● **Aim**
Write out each record below exactly as it appears, with no pictures.

● **Data extract**
►

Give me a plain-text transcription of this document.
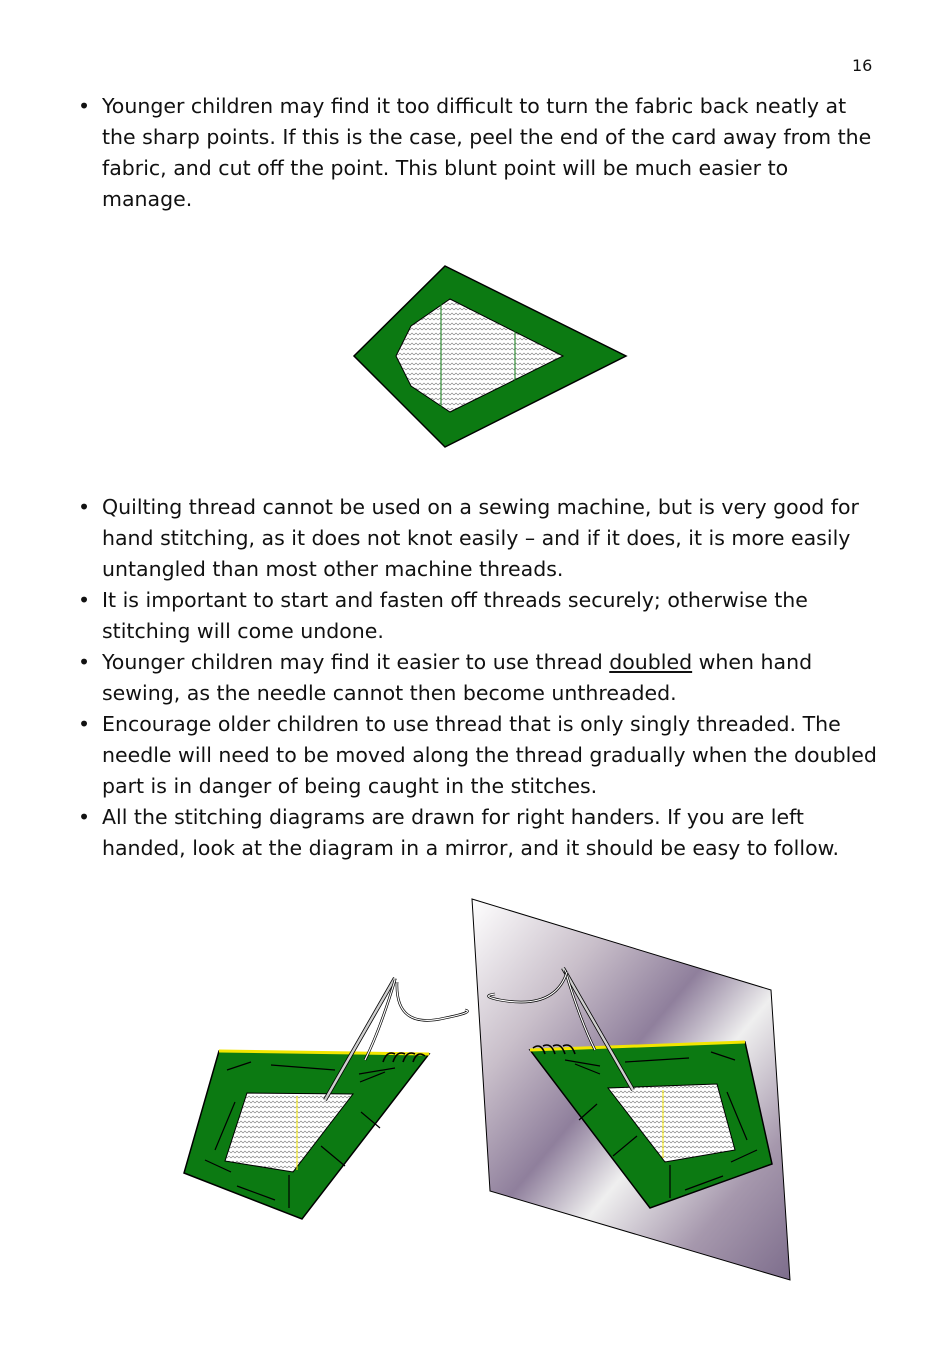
16
• Younger children may find it too difficult to turn the fabric back neatly at the sharp points. If this is the case, peel the end of the card away from the fabric, and cut off the point. This blunt point will be much easier to manage.
• Quilting thread cannot be used on a sewing machine, but is very good for hand stitching, as it does not knot easily – and if it does, it is more easily untangled than most other machine threads.
• It is important to start and fasten off threads securely; otherwise the stitching will come undone.
• Younger children may find it easier to use thread doubled when hand sewing, as the needle cannot then become unthreaded.
• Encourage older children to use thread that is only singly threaded. The needle will need to be moved along the thread gradually when the doubled part is in danger of being caught in the stitches.
• All the stitching diagrams are drawn for right handers. If you are left handed, look at the diagram in a mirror, and it should be easy to follow.
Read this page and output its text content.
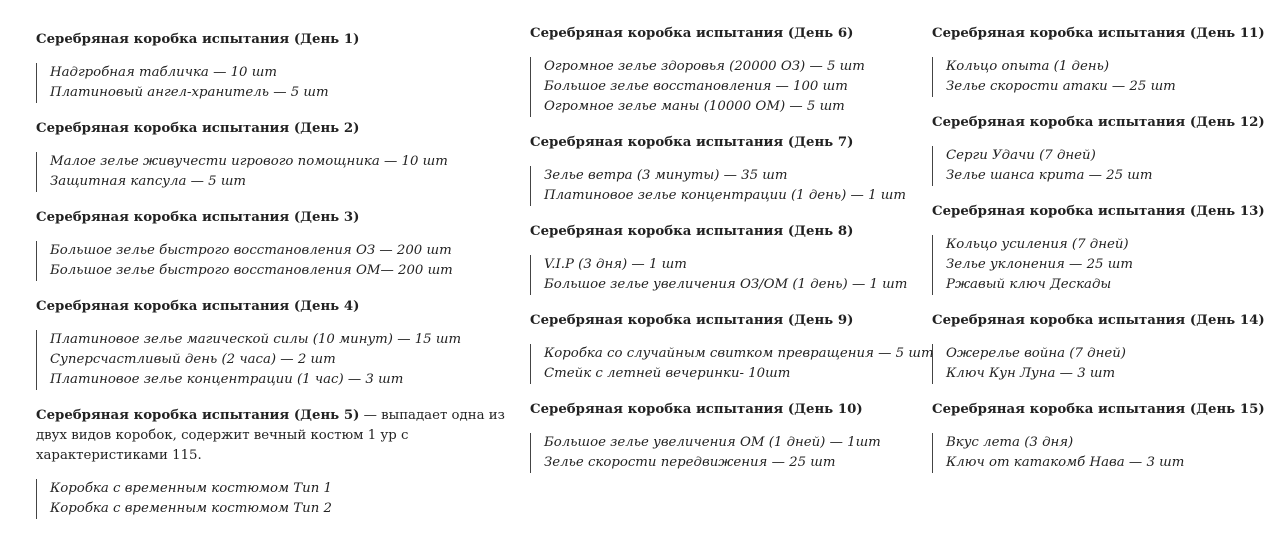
Серебряная коробка испытания (День 1)

Надгробная табличка — 10 шт
Платиновый ангел-хранитель — 5 шт

Серебряная коробка испытания (День 2)

Малое зелье живучести игрового помощника — 10 шт
Защитная капсула — 5 шт

Серебряная коробка испытания (День 3)

Большое зелье быстрого восстановления ОЗ — 200 шт
Большое зелье быстрого восстановления ОМ— 200 шт

Серебряная коробка испытания (День 4)

Платиновое зелье магической силы (10 минут) — 15 шт
Суперсчастливый день (2 часа) — 2 шт
Платиновое зелье концентрации (1 час) — 3 шт

Серебряная коробка испытания (День 5) — выпадает одна из двух видов коробок, содержит вечный костюм 1 ур с характеристиками 115.

Коробка с временным костюмом Тип 1
Коробка с временным костюмом Тип 2

Серебряная коробка испытания (День 6)

Огромное зелье здоровья (20000 ОЗ) — 5 шт
Большое зелье восстановления — 100 шт
Огромное зелье маны (10000 ОМ) — 5 шт

Серебряная коробка испытания (День 7)

Зелье ветра (3 минуты) — 35 шт
Платиновое зелье концентрации (1 день) — 1 шт

Серебряная коробка испытания (День 8)

V.I.P (3 дня) — 1 шт
Большое зелье увеличения ОЗ/ОМ (1 день) — 1 шт

Серебряная коробка испытания (День 9)

Коробка со случайным свитком превращения — 5 шт
Стейк с летней вечеринки- 10шт

Серебряная коробка испытания (День 10)

Большое зелье увеличения ОМ (1 дней) — 1шт
Зелье скорости передвижения — 25 шт

Серебряная коробка испытания (День 11)

Кольцо опыта (1 день)
Зелье скорости атаки — 25 шт

Серебряная коробка испытания (День 12)

Серги Удачи (7 дней)
Зелье шанса крита — 25 шт

Серебряная коробка испытания (День 13)

Кольцо усиления (7 дней)
Зелье уклонения — 25 шт
Ржавый ключ Дескады

Серебряная коробка испытания (День 14)

Ожерелье война (7 дней)
Ключ Кун Луна — 3 шт

Серебряная коробка испытания (День 15)

Вкус лета (3 дня)
Ключ от катакомб Нава — 3 шт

◄

● **Result below**
Give me a plain-text transcription of this document.
16
• Younger children may find it too difficult to turn the fabric back neatly at the sharp points. If this is the case, peel the end of the card away from the fabric, and cut off the point. This blunt point will be much easier to manage.
• Quilting thread cannot be used on a sewing machine, but is very good for hand stitching, as it does not knot easily – and if it does, it is more easily untangled than most other machine threads.
• It is important to start and fasten off threads securely; otherwise the stitching will come undone.
• Younger children may find it easier to use thread doubled when hand sewing, as the needle cannot then become unthreaded.
• Encourage older children to use thread that is only singly threaded. The needle will need to be moved along the thread gradually when the doubled part is in danger of being caught in the stitches.
• All the stitching diagrams are drawn for right handers. If you are left handed, look at the diagram in a mirror, and it should be easy to follow.
Read this page and output its text content.
Серебряная коробка испытания (День 1)

Надгробная табличка — 10 шт
Платиновый ангел-хранитель — 5 шт

Серебряная коробка испытания (День 2)

Малое зелье живучести игрового помощника — 10 шт
Защитная капсула — 5 шт

Серебряная коробка испытания (День 3)

Большое зелье быстрого восстановления ОЗ — 200 шт
Большое зелье быстрого восстановления ОМ— 200 шт

Серебряная коробка испытания (День 4)

Платиновое зелье магической силы (10 минут) — 15 шт
Суперсчастливый день (2 часа) — 2 шт
Платиновое зелье концентрации (1 час) — 3 шт

Серебряная коробка испытания (День 5) — выпадает одна из двух видов коробок, содержит вечный костюм 1 ур с характеристиками 115.

Коробка с временным костюмом Тип 1
Коробка с временным костюмом Тип 2

Серебряная коробка испытания (День 6)

Огромное зелье здоровья (20000 ОЗ) — 5 шт
Большое зелье восстановления — 100 шт
Огромное зелье маны (10000 ОМ) — 5 шт

Серебряная коробка испытания (День 7)

Зелье ветра (3 минуты) — 35 шт
Платиновое зелье концентрации (1 день) — 1 шт

Серебряная коробка испытания (День 8)

V.I.P (3 дня) — 1 шт
Большое зелье увеличения ОЗ/ОМ (1 день) — 1 шт

Серебряная коробка испытания (День 9)

Коробка со случайным свитком превращения — 5 шт
Стейк с летней вечеринки- 10шт

Серебряная коробка испытания (День 10)

Большое зелье увеличения ОМ (1 дней) — 1шт
Зелье скорости передвижения — 25 шт

Серебряная коробка испытания (День 11)

Кольцо опыта (1 день)
Зелье скорости атаки — 25 шт

Серебряная коробка испытания (День 12)

Серги Удачи (7 дней)
Зелье шанса крита — 25 шт

Серебряная коробка испытания (День 13)

Кольцо усиления (7 дней)
Зелье уклонения — 25 шт
Ржавый ключ Дескады

Серебряная коробка испытания (День 14)

Ожерелье война (7 дней)
Ключ Кун Луна — 3 шт

Серебряная коробка испытания (День 15)

Вкус лета (3 дня)
Ключ от катакомб Нава — 3 шт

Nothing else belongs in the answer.